Locate the word "AuCl" in the data below, then copy every line that holds it.

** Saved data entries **
———
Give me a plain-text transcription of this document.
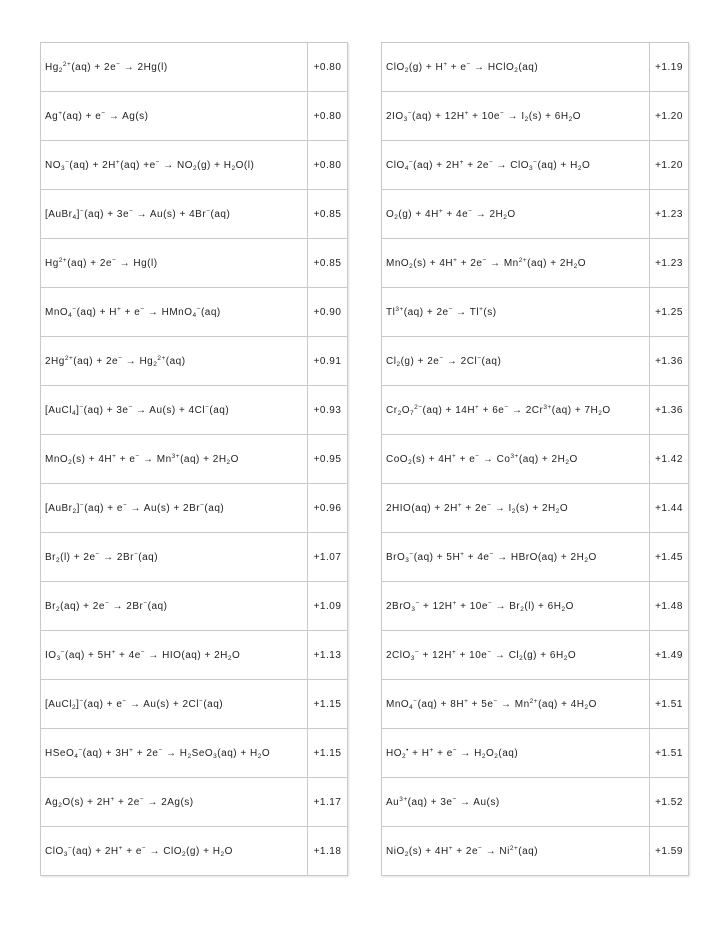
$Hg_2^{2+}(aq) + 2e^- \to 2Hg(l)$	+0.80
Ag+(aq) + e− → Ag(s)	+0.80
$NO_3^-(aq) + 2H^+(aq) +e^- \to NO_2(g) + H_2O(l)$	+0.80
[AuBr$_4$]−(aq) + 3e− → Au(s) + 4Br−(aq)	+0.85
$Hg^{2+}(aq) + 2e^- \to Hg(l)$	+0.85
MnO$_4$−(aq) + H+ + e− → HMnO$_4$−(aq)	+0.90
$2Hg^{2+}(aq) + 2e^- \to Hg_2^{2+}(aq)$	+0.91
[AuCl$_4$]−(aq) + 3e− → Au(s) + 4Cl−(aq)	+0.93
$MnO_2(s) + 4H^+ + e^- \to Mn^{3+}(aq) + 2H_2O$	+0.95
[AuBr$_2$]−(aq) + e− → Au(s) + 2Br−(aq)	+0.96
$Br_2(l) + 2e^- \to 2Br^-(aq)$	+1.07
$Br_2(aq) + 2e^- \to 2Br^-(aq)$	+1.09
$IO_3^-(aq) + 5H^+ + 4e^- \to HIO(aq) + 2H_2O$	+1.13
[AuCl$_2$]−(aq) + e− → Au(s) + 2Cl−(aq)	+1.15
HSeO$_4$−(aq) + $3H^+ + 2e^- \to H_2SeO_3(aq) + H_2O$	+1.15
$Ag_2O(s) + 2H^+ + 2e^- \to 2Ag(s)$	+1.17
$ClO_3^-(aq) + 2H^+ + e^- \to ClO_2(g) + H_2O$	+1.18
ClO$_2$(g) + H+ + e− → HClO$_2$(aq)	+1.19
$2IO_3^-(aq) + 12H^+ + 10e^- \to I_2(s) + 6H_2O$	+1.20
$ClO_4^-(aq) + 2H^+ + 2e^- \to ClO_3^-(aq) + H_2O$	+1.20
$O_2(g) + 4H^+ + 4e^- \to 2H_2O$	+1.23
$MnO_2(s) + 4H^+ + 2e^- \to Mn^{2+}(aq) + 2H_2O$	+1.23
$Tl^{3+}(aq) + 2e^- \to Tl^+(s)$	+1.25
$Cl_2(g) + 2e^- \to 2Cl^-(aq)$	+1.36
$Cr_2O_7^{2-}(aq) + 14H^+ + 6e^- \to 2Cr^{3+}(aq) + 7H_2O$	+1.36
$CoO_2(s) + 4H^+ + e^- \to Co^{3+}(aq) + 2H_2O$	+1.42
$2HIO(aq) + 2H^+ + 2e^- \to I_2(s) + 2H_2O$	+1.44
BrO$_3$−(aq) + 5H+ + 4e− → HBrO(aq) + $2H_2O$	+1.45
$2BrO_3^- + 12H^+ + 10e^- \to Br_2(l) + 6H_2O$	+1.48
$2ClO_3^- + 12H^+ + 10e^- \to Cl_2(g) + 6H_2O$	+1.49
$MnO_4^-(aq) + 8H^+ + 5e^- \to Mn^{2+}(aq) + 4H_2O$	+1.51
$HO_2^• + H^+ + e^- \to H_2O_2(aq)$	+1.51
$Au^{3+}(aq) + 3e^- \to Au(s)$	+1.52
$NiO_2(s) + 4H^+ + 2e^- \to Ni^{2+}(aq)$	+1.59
———
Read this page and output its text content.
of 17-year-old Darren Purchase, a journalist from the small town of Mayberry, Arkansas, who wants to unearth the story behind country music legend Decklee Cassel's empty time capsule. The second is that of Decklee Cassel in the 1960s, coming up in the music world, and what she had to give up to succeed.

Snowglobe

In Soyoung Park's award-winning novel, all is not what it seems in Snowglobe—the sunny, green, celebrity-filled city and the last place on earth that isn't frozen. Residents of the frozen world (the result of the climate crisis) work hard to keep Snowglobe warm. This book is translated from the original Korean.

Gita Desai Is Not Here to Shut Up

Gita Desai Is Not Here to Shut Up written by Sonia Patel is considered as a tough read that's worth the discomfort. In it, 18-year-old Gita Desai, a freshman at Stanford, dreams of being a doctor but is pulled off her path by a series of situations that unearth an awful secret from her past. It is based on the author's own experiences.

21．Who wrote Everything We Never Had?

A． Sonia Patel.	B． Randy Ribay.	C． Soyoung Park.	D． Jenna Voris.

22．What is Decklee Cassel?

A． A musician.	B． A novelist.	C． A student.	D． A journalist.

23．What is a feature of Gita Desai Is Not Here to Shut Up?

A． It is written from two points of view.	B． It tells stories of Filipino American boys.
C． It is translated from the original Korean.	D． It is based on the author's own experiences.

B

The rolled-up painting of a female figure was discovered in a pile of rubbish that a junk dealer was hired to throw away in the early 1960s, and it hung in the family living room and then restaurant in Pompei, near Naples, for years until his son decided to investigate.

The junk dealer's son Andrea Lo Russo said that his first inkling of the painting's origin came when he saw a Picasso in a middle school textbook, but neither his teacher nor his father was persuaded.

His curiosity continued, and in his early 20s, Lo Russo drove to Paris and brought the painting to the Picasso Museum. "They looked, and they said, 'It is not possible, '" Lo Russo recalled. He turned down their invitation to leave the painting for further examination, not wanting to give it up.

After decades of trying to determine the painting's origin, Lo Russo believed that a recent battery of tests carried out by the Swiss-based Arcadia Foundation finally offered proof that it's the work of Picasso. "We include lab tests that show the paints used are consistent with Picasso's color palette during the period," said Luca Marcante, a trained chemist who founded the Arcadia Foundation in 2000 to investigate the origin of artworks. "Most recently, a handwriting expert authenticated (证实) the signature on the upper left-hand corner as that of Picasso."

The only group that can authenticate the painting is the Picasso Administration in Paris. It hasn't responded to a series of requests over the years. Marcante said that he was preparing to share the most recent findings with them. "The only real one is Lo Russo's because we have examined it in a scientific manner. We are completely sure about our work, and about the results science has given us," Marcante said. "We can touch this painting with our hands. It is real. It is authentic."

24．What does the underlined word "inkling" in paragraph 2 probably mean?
———
** OUTPUT FOR THIS EXERCISE **
[AuCl$_4$]−(aq) + 3e− → Au(s) + 4Cl−(aq)	+0.93
[AuCl$_2$]−(aq) + e− → Au(s) + 2Cl−(aq)	+1.15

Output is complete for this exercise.